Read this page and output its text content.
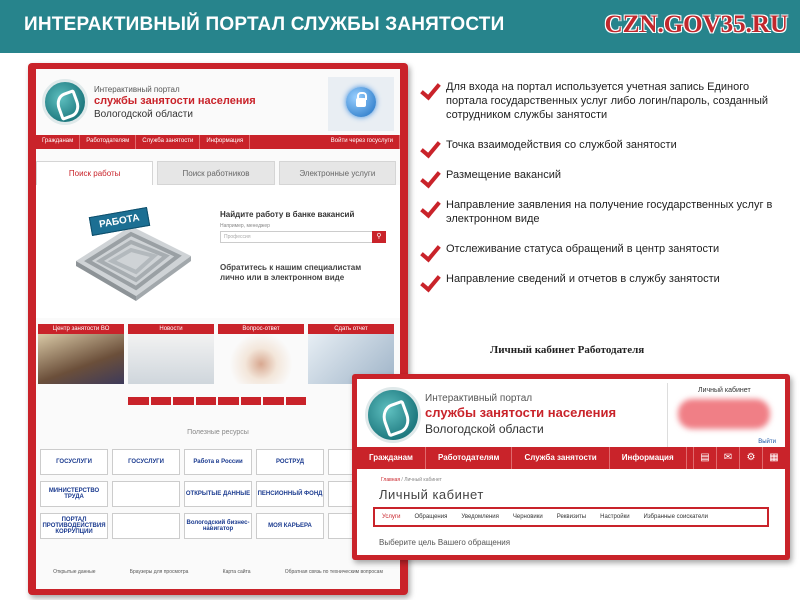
ИНТЕРАКТИВНЫЙ ПОРТАЛ СЛУЖБЫ ЗАНЯТОСТИ	CZN.GOV35.RU
Интерактивный портал
службы занятости населения
Вологодской области
Гражданам	Работодателям	Служба занятости	Информация	Войти через госуслуги
Поиск работы	Поиск работников	Электронные услуги
РАБОТА	Найдите работу в банке вакансий
Например, менеджер
Профессия	⚲
Обратитесь к нашим специалистам лично или в электронном виде
Центр занятости ВО	Новости	Вопрос-ответ	Сдать отчет
Полезные ресурсы
ГОСУСЛУГИ	ГОСУСЛУГИ	Работа в России	РОСТРУД
МИНИСТЕРСТВО ТРУДА	ОТКРЫТЫЕ ДАННЫЕ	ПЕНСИОННЫЙ ФОНД
ПОРТАЛ ПРОТИВОДЕЙСТВИЯ КОРРУПЦИИ
Вологодский бизнес-навигатор	МОЯ КАРЬЕРА
Открытые данные	Браузеры для просмотра	Карта сайта	Обратная связь по техническим вопросам
Для входа на портал используется учетная запись Единого портала государственных услуг либо логин/пароль, созданный сотрудником службы занятости
Точка взаимодействия со службой занятости
Размещение вакансий
Направление заявления на получение государственных услуг в электронном виде
Отслеживание статуса обращений в центр занятости
Направление сведений и отчетов в службу занятости
Личный кабинет Работодателя
Интерактивный портал
службы занятости населения
Вологодской области
Личный кабинет
Выйти
Гражданам	Работодателям	Служба занятости	Информация	▤	✉	⚙	▦
Главная / Личный кабинет
Личный кабинет
Услуги	Обращения	Уведомления	Черновики	Реквизиты	Настройки	Избранные соискатели
Выберите цель Вашего обращения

• **THE EXERCISE**: Find all lines holding the string "Направление" and copy them.

• **TASK RESPONSE**:
Направление заявления на получение государственных услуг в электронном виде
Направление сведений и отчетов в службу занятости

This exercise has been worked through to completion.